Goal: Go through the material below and count the lines with the string "name"; the number is the whole answer.

━━━━━ Material for this exercise ━━━━━

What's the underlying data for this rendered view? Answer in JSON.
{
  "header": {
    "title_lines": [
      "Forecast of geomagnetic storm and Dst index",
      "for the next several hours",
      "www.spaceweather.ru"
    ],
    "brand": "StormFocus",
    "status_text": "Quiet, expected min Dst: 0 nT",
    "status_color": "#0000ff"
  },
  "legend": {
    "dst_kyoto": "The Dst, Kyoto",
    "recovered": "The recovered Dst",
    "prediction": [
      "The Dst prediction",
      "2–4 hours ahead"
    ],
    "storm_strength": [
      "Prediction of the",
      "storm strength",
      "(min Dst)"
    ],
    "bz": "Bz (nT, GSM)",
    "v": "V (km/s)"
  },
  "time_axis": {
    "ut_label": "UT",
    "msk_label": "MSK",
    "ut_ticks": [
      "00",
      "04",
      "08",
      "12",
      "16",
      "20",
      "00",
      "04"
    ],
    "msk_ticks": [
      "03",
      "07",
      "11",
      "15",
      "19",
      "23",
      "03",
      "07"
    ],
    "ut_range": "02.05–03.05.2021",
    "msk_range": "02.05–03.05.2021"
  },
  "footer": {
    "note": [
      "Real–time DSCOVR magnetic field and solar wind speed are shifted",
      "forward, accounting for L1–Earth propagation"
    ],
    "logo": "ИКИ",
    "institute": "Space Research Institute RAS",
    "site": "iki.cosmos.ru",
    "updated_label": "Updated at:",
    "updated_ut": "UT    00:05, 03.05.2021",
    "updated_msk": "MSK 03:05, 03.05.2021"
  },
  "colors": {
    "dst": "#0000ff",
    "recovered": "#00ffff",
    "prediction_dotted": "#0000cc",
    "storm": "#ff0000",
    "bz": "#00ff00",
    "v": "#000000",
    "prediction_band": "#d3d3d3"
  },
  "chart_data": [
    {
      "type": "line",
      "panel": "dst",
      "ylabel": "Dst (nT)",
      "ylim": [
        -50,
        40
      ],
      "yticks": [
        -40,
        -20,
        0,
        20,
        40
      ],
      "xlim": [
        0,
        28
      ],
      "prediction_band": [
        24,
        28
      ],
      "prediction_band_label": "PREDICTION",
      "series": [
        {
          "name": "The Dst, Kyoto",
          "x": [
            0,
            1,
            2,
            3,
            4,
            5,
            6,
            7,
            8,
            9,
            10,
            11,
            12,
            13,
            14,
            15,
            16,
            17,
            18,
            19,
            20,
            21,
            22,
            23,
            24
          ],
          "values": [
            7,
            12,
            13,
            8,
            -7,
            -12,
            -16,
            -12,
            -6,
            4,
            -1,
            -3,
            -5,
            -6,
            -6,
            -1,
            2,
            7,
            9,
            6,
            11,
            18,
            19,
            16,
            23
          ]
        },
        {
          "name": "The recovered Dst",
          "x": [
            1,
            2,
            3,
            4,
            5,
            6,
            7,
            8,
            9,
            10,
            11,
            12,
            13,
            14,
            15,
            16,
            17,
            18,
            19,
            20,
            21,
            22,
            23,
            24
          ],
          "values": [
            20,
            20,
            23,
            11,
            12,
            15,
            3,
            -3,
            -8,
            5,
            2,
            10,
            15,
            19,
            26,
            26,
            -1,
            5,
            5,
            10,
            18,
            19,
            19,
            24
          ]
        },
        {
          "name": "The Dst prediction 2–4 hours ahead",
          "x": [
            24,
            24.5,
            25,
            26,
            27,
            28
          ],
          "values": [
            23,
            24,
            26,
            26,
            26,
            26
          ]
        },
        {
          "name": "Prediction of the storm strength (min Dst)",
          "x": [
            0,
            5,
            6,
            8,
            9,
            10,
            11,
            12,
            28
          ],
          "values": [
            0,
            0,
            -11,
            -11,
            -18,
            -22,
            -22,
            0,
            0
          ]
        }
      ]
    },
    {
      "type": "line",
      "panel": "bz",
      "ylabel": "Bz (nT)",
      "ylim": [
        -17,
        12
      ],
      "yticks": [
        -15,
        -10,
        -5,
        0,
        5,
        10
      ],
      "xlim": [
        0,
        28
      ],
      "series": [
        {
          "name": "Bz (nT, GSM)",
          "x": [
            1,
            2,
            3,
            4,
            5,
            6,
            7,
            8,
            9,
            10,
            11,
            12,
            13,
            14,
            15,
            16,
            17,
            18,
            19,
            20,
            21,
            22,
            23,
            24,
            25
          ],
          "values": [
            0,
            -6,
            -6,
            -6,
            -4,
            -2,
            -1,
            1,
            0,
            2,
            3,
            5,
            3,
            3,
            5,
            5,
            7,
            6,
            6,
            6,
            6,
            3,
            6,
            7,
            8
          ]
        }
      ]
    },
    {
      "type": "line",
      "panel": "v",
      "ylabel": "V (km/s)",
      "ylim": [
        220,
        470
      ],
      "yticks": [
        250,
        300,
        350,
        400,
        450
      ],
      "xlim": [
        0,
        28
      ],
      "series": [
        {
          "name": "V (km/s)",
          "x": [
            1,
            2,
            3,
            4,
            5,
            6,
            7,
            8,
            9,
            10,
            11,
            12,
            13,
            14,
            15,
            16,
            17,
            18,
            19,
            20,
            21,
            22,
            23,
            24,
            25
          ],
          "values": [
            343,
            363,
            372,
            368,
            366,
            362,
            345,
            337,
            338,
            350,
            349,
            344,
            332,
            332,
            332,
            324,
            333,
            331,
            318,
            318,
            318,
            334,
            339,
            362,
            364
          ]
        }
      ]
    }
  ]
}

━━━━━

Finished exercise: 6